| RECORDS SUPPLIED |
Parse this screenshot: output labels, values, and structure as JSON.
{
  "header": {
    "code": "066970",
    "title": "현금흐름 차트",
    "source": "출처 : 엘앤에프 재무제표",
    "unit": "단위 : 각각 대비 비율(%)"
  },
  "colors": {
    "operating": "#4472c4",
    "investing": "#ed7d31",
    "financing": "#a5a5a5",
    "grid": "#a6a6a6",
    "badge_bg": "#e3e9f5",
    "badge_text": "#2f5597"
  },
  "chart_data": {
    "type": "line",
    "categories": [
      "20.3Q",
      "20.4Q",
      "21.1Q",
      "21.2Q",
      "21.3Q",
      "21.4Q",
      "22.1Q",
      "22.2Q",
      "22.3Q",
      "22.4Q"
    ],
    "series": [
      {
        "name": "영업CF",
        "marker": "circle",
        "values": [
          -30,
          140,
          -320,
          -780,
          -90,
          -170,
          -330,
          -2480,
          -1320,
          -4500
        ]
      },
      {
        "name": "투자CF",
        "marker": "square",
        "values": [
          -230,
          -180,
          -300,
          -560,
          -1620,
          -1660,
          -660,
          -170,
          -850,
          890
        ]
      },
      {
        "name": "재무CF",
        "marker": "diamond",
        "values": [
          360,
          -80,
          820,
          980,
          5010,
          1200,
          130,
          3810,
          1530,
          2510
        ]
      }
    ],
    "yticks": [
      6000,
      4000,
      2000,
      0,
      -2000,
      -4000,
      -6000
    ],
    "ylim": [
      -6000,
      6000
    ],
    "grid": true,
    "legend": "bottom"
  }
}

| PROBLEM DESCRIPTION |
Copy all the lines, exactly.

| RESULT OF THIS EXERCISE |
Parse this screenshot: output labels, values, and structure as JSON.
{
  "header": {
    "code": "066970",
    "title": "현금흐름 차트",
    "source": "출처 : 엘앤에프 재무제표",
    "unit": "단위 : 각각 대비 비율(%)"
  },
  "colors": {
    "operating": "#4472c4",
    "investing": "#ed7d31",
    "financing": "#a5a5a5",
    "grid": "#a6a6a6",
    "badge_bg": "#e3e9f5",
    "badge_text": "#2f5597"
  },
  "chart_data": {
    "type": "line",
    "categories": [
      "20.3Q",
      "20.4Q",
      "21.1Q",
      "21.2Q",
      "21.3Q",
      "21.4Q",
      "22.1Q",
      "22.2Q",
      "22.3Q",
      "22.4Q"
    ],
    "series": [
      {
        "name": "영업CF",
        "marker": "circle",
        "values": [
          -30,
          140,
          -320,
          -780,
          -90,
          -170,
          -330,
          -2480,
          -1320,
          -4500
        ]
      },
      {
        "name": "투자CF",
        "marker": "square",
        "values": [
          -230,
          -180,
          -300,
          -560,
          -1620,
          -1660,
          -660,
          -170,
          -850,
          890
        ]
      },
      {
        "name": "재무CF",
        "marker": "diamond",
        "values": [
          360,
          -80,
          820,
          980,
          5010,
          1200,
          130,
          3810,
          1530,
          2510
        ]
      }
    ],
    "yticks": [
      6000,
      4000,
      2000,
      0,
      -2000,
      -4000,
      -6000
    ],
    "ylim": [
      -6000,
      6000
    ],
    "grid": true,
    "legend": "bottom"
  }
}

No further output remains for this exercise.